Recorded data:
═══
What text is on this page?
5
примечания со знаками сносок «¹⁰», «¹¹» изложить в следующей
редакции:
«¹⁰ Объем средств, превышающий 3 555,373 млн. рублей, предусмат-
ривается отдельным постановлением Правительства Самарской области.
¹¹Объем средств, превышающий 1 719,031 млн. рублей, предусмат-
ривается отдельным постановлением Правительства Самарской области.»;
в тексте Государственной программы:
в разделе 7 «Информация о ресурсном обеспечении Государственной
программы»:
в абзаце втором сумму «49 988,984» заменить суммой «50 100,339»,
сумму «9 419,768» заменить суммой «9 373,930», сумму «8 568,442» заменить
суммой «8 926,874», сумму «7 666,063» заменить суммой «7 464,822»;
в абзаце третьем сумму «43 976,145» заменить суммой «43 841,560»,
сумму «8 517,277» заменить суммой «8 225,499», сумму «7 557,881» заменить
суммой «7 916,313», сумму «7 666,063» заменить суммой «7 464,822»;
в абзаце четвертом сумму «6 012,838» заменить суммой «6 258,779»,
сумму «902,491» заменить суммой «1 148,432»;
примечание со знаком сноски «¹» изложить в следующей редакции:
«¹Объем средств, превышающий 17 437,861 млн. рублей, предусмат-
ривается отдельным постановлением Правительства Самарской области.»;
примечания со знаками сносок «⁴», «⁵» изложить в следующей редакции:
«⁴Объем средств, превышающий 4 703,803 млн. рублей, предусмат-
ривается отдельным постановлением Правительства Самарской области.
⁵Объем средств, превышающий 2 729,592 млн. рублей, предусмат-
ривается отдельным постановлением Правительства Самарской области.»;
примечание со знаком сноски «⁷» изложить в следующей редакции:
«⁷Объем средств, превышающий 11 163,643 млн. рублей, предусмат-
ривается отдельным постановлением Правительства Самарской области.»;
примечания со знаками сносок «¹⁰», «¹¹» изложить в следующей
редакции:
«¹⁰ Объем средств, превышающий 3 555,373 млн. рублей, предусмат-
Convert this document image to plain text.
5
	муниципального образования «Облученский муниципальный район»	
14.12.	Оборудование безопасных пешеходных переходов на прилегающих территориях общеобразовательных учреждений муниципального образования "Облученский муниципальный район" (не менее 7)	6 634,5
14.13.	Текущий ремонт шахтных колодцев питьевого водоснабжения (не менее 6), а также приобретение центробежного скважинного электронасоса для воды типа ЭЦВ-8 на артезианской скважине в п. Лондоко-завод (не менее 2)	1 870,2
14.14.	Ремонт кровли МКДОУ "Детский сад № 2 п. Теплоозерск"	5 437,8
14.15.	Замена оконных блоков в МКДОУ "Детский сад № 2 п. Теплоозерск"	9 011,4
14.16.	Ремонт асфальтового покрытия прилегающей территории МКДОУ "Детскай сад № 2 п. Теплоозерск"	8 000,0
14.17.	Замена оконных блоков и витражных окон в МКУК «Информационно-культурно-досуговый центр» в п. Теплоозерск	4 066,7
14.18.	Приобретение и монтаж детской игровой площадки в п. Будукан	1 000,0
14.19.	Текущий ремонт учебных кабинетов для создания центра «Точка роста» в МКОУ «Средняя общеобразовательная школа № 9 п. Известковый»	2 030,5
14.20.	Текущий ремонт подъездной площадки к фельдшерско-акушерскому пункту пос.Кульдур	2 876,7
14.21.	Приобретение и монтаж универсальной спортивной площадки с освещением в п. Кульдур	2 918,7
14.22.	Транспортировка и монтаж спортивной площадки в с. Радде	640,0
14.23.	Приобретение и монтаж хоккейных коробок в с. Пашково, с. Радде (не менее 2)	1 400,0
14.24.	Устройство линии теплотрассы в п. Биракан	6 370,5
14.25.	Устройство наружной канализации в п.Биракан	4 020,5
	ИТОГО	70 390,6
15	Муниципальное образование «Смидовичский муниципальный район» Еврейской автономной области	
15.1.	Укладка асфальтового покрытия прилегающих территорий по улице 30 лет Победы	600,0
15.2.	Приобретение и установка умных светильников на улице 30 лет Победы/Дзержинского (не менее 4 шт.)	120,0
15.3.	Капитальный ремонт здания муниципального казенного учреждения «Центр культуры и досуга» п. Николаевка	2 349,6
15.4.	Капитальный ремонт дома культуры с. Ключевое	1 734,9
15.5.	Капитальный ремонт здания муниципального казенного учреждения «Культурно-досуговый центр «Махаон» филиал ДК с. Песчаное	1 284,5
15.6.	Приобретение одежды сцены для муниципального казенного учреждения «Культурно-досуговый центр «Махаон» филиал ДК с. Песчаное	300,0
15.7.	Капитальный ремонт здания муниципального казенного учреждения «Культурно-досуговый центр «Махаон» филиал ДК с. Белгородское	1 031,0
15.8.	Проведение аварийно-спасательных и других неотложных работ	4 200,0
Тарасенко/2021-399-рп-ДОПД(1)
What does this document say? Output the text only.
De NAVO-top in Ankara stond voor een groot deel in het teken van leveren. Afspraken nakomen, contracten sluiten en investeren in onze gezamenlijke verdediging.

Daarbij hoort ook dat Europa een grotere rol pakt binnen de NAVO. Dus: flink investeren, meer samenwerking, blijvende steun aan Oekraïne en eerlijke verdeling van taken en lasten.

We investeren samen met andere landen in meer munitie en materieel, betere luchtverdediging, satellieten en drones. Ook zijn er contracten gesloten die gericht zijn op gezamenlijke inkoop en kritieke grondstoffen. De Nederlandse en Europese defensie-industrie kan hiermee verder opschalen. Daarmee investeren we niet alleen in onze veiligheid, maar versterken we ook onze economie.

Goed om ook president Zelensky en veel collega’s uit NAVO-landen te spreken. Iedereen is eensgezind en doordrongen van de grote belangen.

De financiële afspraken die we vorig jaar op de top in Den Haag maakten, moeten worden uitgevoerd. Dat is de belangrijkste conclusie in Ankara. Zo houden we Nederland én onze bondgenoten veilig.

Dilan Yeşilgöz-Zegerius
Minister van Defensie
═══
§ **Directions**
Print back all the lines verbatim.

§ **Correct response**
What text is on this page?
5
примечания со знаками сносок «¹⁰», «¹¹» изложить в следующей
редакции:
«¹⁰ Объем средств, превышающий 3 555,373 млн. рублей, предусмат-
ривается отдельным постановлением Правительства Самарской области.
¹¹Объем средств, превышающий 1 719,031 млн. рублей, предусмат-
ривается отдельным постановлением Правительства Самарской области.»;
в тексте Государственной программы:
в разделе 7 «Информация о ресурсном обеспечении Государственной
программы»:
в абзаце втором сумму «49 988,984» заменить суммой «50 100,339»,
сумму «9 419,768» заменить суммой «9 373,930», сумму «8 568,442» заменить
суммой «8 926,874», сумму «7 666,063» заменить суммой «7 464,822»;
в абзаце третьем сумму «43 976,145» заменить суммой «43 841,560»,
сумму «8 517,277» заменить суммой «8 225,499», сумму «7 557,881» заменить
суммой «7 916,313», сумму «7 666,063» заменить суммой «7 464,822»;
в абзаце четвертом сумму «6 012,838» заменить суммой «6 258,779»,
сумму «902,491» заменить суммой «1 148,432»;
примечание со знаком сноски «¹» изложить в следующей редакции:
«¹Объем средств, превышающий 17 437,861 млн. рублей, предусмат-
ривается отдельным постановлением Правительства Самарской области.»;
примечания со знаками сносок «⁴», «⁵» изложить в следующей редакции:
«⁴Объем средств, превышающий 4 703,803 млн. рублей, предусмат-
ривается отдельным постановлением Правительства Самарской области.
⁵Объем средств, превышающий 2 729,592 млн. рублей, предусмат-
ривается отдельным постановлением Правительства Самарской области.»;
примечание со знаком сноски «⁷» изложить в следующей редакции:
«⁷Объем средств, превышающий 11 163,643 млн. рублей, предусмат-
ривается отдельным постановлением Правительства Самарской области.»;
примечания со знаками сносок «¹⁰», «¹¹» изложить в следующей
редакции:
«¹⁰ Объем средств, превышающий 3 555,373 млн. рублей, предусмат-
Convert this document image to plain text.
5
	муниципального образования «Облученский муниципальный район»	
14.12.	Оборудование безопасных пешеходных переходов на прилегающих территориях общеобразовательных учреждений муниципального образования "Облученский муниципальный район" (не менее 7)	6 634,5
14.13.	Текущий ремонт шахтных колодцев питьевого водоснабжения (не менее 6), а также приобретение центробежного скважинного электронасоса для воды типа ЭЦВ-8 на артезианской скважине в п. Лондоко-завод (не менее 2)	1 870,2
14.14.	Ремонт кровли МКДОУ "Детский сад № 2 п. Теплоозерск"	5 437,8
14.15.	Замена оконных блоков в МКДОУ "Детский сад № 2 п. Теплоозерск"	9 011,4
14.16.	Ремонт асфальтового покрытия прилегающей территории МКДОУ "Детскай сад № 2 п. Теплоозерск"	8 000,0
14.17.	Замена оконных блоков и витражных окон в МКУК «Информационно-культурно-досуговый центр» в п. Теплоозерск	4 066,7
14.18.	Приобретение и монтаж детской игровой площадки в п. Будукан	1 000,0
14.19.	Текущий ремонт учебных кабинетов для создания центра «Точка роста» в МКОУ «Средняя общеобразовательная школа № 9 п. Известковый»	2 030,5
14.20.	Текущий ремонт подъездной площадки к фельдшерско-акушерскому пункту пос.Кульдур	2 876,7
14.21.	Приобретение и монтаж универсальной спортивной площадки с освещением в п. Кульдур	2 918,7
14.22.	Транспортировка и монтаж спортивной площадки в с. Радде	640,0
14.23.	Приобретение и монтаж хоккейных коробок в с. Пашково, с. Радде (не менее 2)	1 400,0
14.24.	Устройство линии теплотрассы в п. Биракан	6 370,5
14.25.	Устройство наружной канализации в п.Биракан	4 020,5
	ИТОГО	70 390,6
15	Муниципальное образование «Смидовичский муниципальный район» Еврейской автономной области	
15.1.	Укладка асфальтового покрытия прилегающих территорий по улице 30 лет Победы	600,0
15.2.	Приобретение и установка умных светильников на улице 30 лет Победы/Дзержинского (не менее 4 шт.)	120,0
15.3.	Капитальный ремонт здания муниципального казенного учреждения «Центр культуры и досуга» п. Николаевка	2 349,6
15.4.	Капитальный ремонт дома культуры с. Ключевое	1 734,9
15.5.	Капитальный ремонт здания муниципального казенного учреждения «Культурно-досуговый центр «Махаон» филиал ДК с. Песчаное	1 284,5
15.6.	Приобретение одежды сцены для муниципального казенного учреждения «Культурно-досуговый центр «Махаон» филиал ДК с. Песчаное	300,0
15.7.	Капитальный ремонт здания муниципального казенного учреждения «Культурно-досуговый центр «Махаон» филиал ДК с. Белгородское	1 031,0
15.8.	Проведение аварийно-спасательных и других неотложных работ	4 200,0
Тарасенко/2021-399-рп-ДОПД(1)
What does this document say? Output the text only.
De NAVO-top in Ankara stond voor een groot deel in het teken van leveren. Afspraken nakomen, contracten sluiten en investeren in onze gezamenlijke verdediging.

Daarbij hoort ook dat Europa een grotere rol pakt binnen de NAVO. Dus: flink investeren, meer samenwerking, blijvende steun aan Oekraïne en eerlijke verdeling van taken en lasten.

We investeren samen met andere landen in meer munitie en materieel, betere luchtverdediging, satellieten en drones. Ook zijn er contracten gesloten die gericht zijn op gezamenlijke inkoop en kritieke grondstoffen. De Nederlandse en Europese defensie-industrie kan hiermee verder opschalen. Daarmee investeren we niet alleen in onze veiligheid, maar versterken we ook onze economie.

Goed om ook president Zelensky en veel collega’s uit NAVO-landen te spreken. Iedereen is eensgezind en doordrongen van de grote belangen.

De financiële afspraken die we vorig jaar op de top in Den Haag maakten, moeten worden uitgevoerd. Dat is de belangrijkste conclusie in Ankara. Zo houden we Nederland én onze bondgenoten veilig.

Dilan Yeşilgöz-Zegerius
Minister van Defensie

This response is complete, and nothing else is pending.